## begin Records shown

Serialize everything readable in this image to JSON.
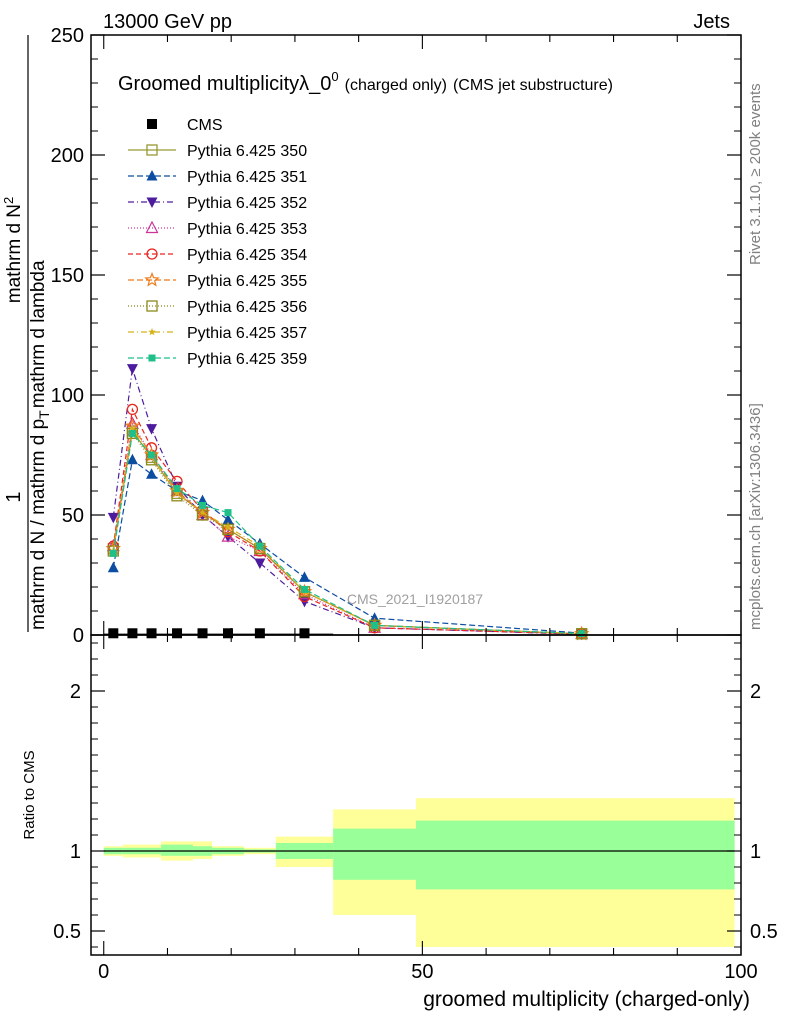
{
  "header": {
    "left": "13000 GeV pp",
    "right": "Jets"
  },
  "side_texts": {
    "rivet": "Rivet 3.1.10, ≥ 200k events",
    "mcplots": "mcplots.cern.ch [arXiv:1306.3436]"
  },
  "watermark": "CMS_2021_I1920187",
  "colors": {
    "band_outer": "#ffff99",
    "band_inner": "#99ff99"
  },
  "chart_data": [
    {
      "type": "line",
      "title": {
        "main": "Groomed multiplicityλ_0",
        "sup": "0",
        "small": "(charged only)",
        "tail": "(CMS jet substructure)"
      },
      "ylabel": {
        "top": "mathrm d N",
        "top_super": "2",
        "bottom": "mathrm d N / mathrm d p",
        "mid": "mathrm d p",
        "sub_T": "T",
        "tail": "mathrm d lambda",
        "tail2": "mathrm d lambda",
        "one": "1"
      },
      "xlim": [
        -2,
        100
      ],
      "ylim": [
        0,
        250
      ],
      "yticks": [
        0,
        50,
        100,
        150,
        200,
        250
      ],
      "ytick_labels": [
        "0",
        "50",
        "100",
        "150",
        "200",
        "250"
      ],
      "x": [
        1.5,
        4.5,
        7.5,
        11.5,
        15.5,
        19.5,
        24.5,
        31.5,
        42.5,
        75.0
      ],
      "series": [
        {
          "name": "CMS",
          "color": "#000000",
          "marker": "square-filled",
          "dash": "none",
          "values": [
            0.3,
            0.3,
            0.3,
            0.3,
            0.3,
            0.3,
            0.3,
            0.3,
            0,
            0
          ]
        },
        {
          "name": "Pythia 6.425 350",
          "color": "#999933",
          "marker": "square-open",
          "dash": "solid",
          "values": [
            36,
            85,
            74,
            59,
            51,
            44,
            36,
            18,
            4,
            0.5
          ]
        },
        {
          "name": "Pythia 6.425 351",
          "color": "#0c4da2",
          "marker": "triangle-up-filled",
          "dash": "6,3",
          "values": [
            28,
            73,
            67,
            60,
            56,
            48,
            38,
            24,
            7,
            0.8
          ]
        },
        {
          "name": "Pythia 6.425 352",
          "color": "#4d1c9e",
          "marker": "triangle-down-filled",
          "dash": "6,3,1,3",
          "values": [
            49,
            111,
            86,
            62,
            50,
            41,
            30,
            14,
            3,
            0.3
          ]
        },
        {
          "name": "Pythia 6.425 353",
          "color": "#cc3399",
          "marker": "triangle-up-open",
          "dash": "1,2",
          "values": [
            37,
            88,
            75,
            60,
            50,
            41,
            35,
            17,
            3,
            0.4
          ]
        },
        {
          "name": "Pythia 6.425 354",
          "color": "#e8261e",
          "marker": "circle-open",
          "dash": "5,3",
          "values": [
            37,
            94,
            78,
            64,
            52,
            43,
            35,
            16,
            3,
            0.4
          ]
        },
        {
          "name": "Pythia 6.425 355",
          "color": "#f07b1a",
          "marker": "star-open",
          "dash": "6,3",
          "values": [
            36,
            87,
            75,
            60,
            51,
            44,
            36,
            18,
            4,
            0.5
          ]
        },
        {
          "name": "Pythia 6.425 356",
          "color": "#8a8a1a",
          "marker": "square-open",
          "dash": "1,2",
          "values": [
            35,
            84,
            73,
            58,
            50,
            44,
            36,
            18,
            4,
            0.5
          ]
        },
        {
          "name": "Pythia 6.425 357",
          "color": "#d6b21a",
          "marker": "star-small",
          "dash": "6,3,1,3",
          "values": [
            35,
            86,
            74,
            59,
            51,
            45,
            37,
            18,
            4,
            0.5
          ]
        },
        {
          "name": "Pythia 6.425 359",
          "color": "#1fbf87",
          "marker": "square-small-filled",
          "dash": "6,3",
          "values": [
            34,
            84,
            75,
            61,
            54,
            51,
            37,
            19,
            4,
            0.6
          ]
        }
      ],
      "cms_bar_edges": [
        0,
        3,
        6,
        9,
        14,
        17,
        22,
        27,
        36,
        49,
        99
      ]
    },
    {
      "type": "area",
      "ylabel": "Ratio to CMS",
      "xlabel": "groomed multiplicity (charged-only)",
      "xlim": [
        -2,
        100
      ],
      "ylim": [
        0.35,
        2.35
      ],
      "yticks": [
        0.5,
        1,
        2
      ],
      "ytick_labels": [
        "0.5",
        "1",
        "2"
      ],
      "xticks": [
        0,
        50,
        100
      ],
      "xtick_labels": [
        "0",
        "50",
        "100"
      ],
      "bins": [
        {
          "lo": 0,
          "hi": 3,
          "outer": [
            0.97,
            1.03
          ],
          "inner": [
            0.98,
            1.02
          ]
        },
        {
          "lo": 3,
          "hi": 9,
          "outer": [
            0.96,
            1.04
          ],
          "inner": [
            0.98,
            1.02
          ]
        },
        {
          "lo": 9,
          "hi": 14,
          "outer": [
            0.94,
            1.06
          ],
          "inner": [
            0.97,
            1.04
          ]
        },
        {
          "lo": 14,
          "hi": 17,
          "outer": [
            0.95,
            1.06
          ],
          "inner": [
            0.97,
            1.03
          ]
        },
        {
          "lo": 17,
          "hi": 22,
          "outer": [
            0.97,
            1.03
          ],
          "inner": [
            0.98,
            1.02
          ]
        },
        {
          "lo": 22,
          "hi": 27,
          "outer": [
            0.98,
            1.02
          ],
          "inner": [
            0.99,
            1.01
          ]
        },
        {
          "lo": 27,
          "hi": 36,
          "outer": [
            0.9,
            1.09
          ],
          "inner": [
            0.95,
            1.05
          ]
        },
        {
          "lo": 36,
          "hi": 49,
          "outer": [
            0.6,
            1.26
          ],
          "inner": [
            0.82,
            1.14
          ]
        },
        {
          "lo": 49,
          "hi": 99,
          "outer": [
            0.4,
            1.33
          ],
          "inner": [
            0.76,
            1.19
          ]
        }
      ]
    }
  ]
}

## end Records shown

Prompt: Quote every line word for word and keep the images out of the copy.

The response:
Serialize everything readable in this image to JSON.
{
  "header": {
    "left": "13000 GeV pp",
    "right": "Jets"
  },
  "side_texts": {
    "rivet": "Rivet 3.1.10, ≥ 200k events",
    "mcplots": "mcplots.cern.ch [arXiv:1306.3436]"
  },
  "watermark": "CMS_2021_I1920187",
  "colors": {
    "band_outer": "#ffff99",
    "band_inner": "#99ff99"
  },
  "chart_data": [
    {
      "type": "line",
      "title": {
        "main": "Groomed multiplicityλ_0",
        "sup": "0",
        "small": "(charged only)",
        "tail": "(CMS jet substructure)"
      },
      "ylabel": {
        "top": "mathrm d N",
        "top_super": "2",
        "bottom": "mathrm d N / mathrm d p",
        "mid": "mathrm d p",
        "sub_T": "T",
        "tail": "mathrm d lambda",
        "tail2": "mathrm d lambda",
        "one": "1"
      },
      "xlim": [
        -2,
        100
      ],
      "ylim": [
        0,
        250
      ],
      "yticks": [
        0,
        50,
        100,
        150,
        200,
        250
      ],
      "ytick_labels": [
        "0",
        "50",
        "100",
        "150",
        "200",
        "250"
      ],
      "x": [
        1.5,
        4.5,
        7.5,
        11.5,
        15.5,
        19.5,
        24.5,
        31.5,
        42.5,
        75.0
      ],
      "series": [
        {
          "name": "CMS",
          "color": "#000000",
          "marker": "square-filled",
          "dash": "none",
          "values": [
            0.3,
            0.3,
            0.3,
            0.3,
            0.3,
            0.3,
            0.3,
            0.3,
            0,
            0
          ]
        },
        {
          "name": "Pythia 6.425 350",
          "color": "#999933",
          "marker": "square-open",
          "dash": "solid",
          "values": [
            36,
            85,
            74,
            59,
            51,
            44,
            36,
            18,
            4,
            0.5
          ]
        },
        {
          "name": "Pythia 6.425 351",
          "color": "#0c4da2",
          "marker": "triangle-up-filled",
          "dash": "6,3",
          "values": [
            28,
            73,
            67,
            60,
            56,
            48,
            38,
            24,
            7,
            0.8
          ]
        },
        {
          "name": "Pythia 6.425 352",
          "color": "#4d1c9e",
          "marker": "triangle-down-filled",
          "dash": "6,3,1,3",
          "values": [
            49,
            111,
            86,
            62,
            50,
            41,
            30,
            14,
            3,
            0.3
          ]
        },
        {
          "name": "Pythia 6.425 353",
          "color": "#cc3399",
          "marker": "triangle-up-open",
          "dash": "1,2",
          "values": [
            37,
            88,
            75,
            60,
            50,
            41,
            35,
            17,
            3,
            0.4
          ]
        },
        {
          "name": "Pythia 6.425 354",
          "color": "#e8261e",
          "marker": "circle-open",
          "dash": "5,3",
          "values": [
            37,
            94,
            78,
            64,
            52,
            43,
            35,
            16,
            3,
            0.4
          ]
        },
        {
          "name": "Pythia 6.425 355",
          "color": "#f07b1a",
          "marker": "star-open",
          "dash": "6,3",
          "values": [
            36,
            87,
            75,
            60,
            51,
            44,
            36,
            18,
            4,
            0.5
          ]
        },
        {
          "name": "Pythia 6.425 356",
          "color": "#8a8a1a",
          "marker": "square-open",
          "dash": "1,2",
          "values": [
            35,
            84,
            73,
            58,
            50,
            44,
            36,
            18,
            4,
            0.5
          ]
        },
        {
          "name": "Pythia 6.425 357",
          "color": "#d6b21a",
          "marker": "star-small",
          "dash": "6,3,1,3",
          "values": [
            35,
            86,
            74,
            59,
            51,
            45,
            37,
            18,
            4,
            0.5
          ]
        },
        {
          "name": "Pythia 6.425 359",
          "color": "#1fbf87",
          "marker": "square-small-filled",
          "dash": "6,3",
          "values": [
            34,
            84,
            75,
            61,
            54,
            51,
            37,
            19,
            4,
            0.6
          ]
        }
      ],
      "cms_bar_edges": [
        0,
        3,
        6,
        9,
        14,
        17,
        22,
        27,
        36,
        49,
        99
      ]
    },
    {
      "type": "area",
      "ylabel": "Ratio to CMS",
      "xlabel": "groomed multiplicity (charged-only)",
      "xlim": [
        -2,
        100
      ],
      "ylim": [
        0.35,
        2.35
      ],
      "yticks": [
        0.5,
        1,
        2
      ],
      "ytick_labels": [
        "0.5",
        "1",
        "2"
      ],
      "xticks": [
        0,
        50,
        100
      ],
      "xtick_labels": [
        "0",
        "50",
        "100"
      ],
      "bins": [
        {
          "lo": 0,
          "hi": 3,
          "outer": [
            0.97,
            1.03
          ],
          "inner": [
            0.98,
            1.02
          ]
        },
        {
          "lo": 3,
          "hi": 9,
          "outer": [
            0.96,
            1.04
          ],
          "inner": [
            0.98,
            1.02
          ]
        },
        {
          "lo": 9,
          "hi": 14,
          "outer": [
            0.94,
            1.06
          ],
          "inner": [
            0.97,
            1.04
          ]
        },
        {
          "lo": 14,
          "hi": 17,
          "outer": [
            0.95,
            1.06
          ],
          "inner": [
            0.97,
            1.03
          ]
        },
        {
          "lo": 17,
          "hi": 22,
          "outer": [
            0.97,
            1.03
          ],
          "inner": [
            0.98,
            1.02
          ]
        },
        {
          "lo": 22,
          "hi": 27,
          "outer": [
            0.98,
            1.02
          ],
          "inner": [
            0.99,
            1.01
          ]
        },
        {
          "lo": 27,
          "hi": 36,
          "outer": [
            0.9,
            1.09
          ],
          "inner": [
            0.95,
            1.05
          ]
        },
        {
          "lo": 36,
          "hi": 49,
          "outer": [
            0.6,
            1.26
          ],
          "inner": [
            0.82,
            1.14
          ]
        },
        {
          "lo": 49,
          "hi": 99,
          "outer": [
            0.4,
            1.33
          ],
          "inner": [
            0.76,
            1.19
          ]
        }
      ]
    }
  ]
}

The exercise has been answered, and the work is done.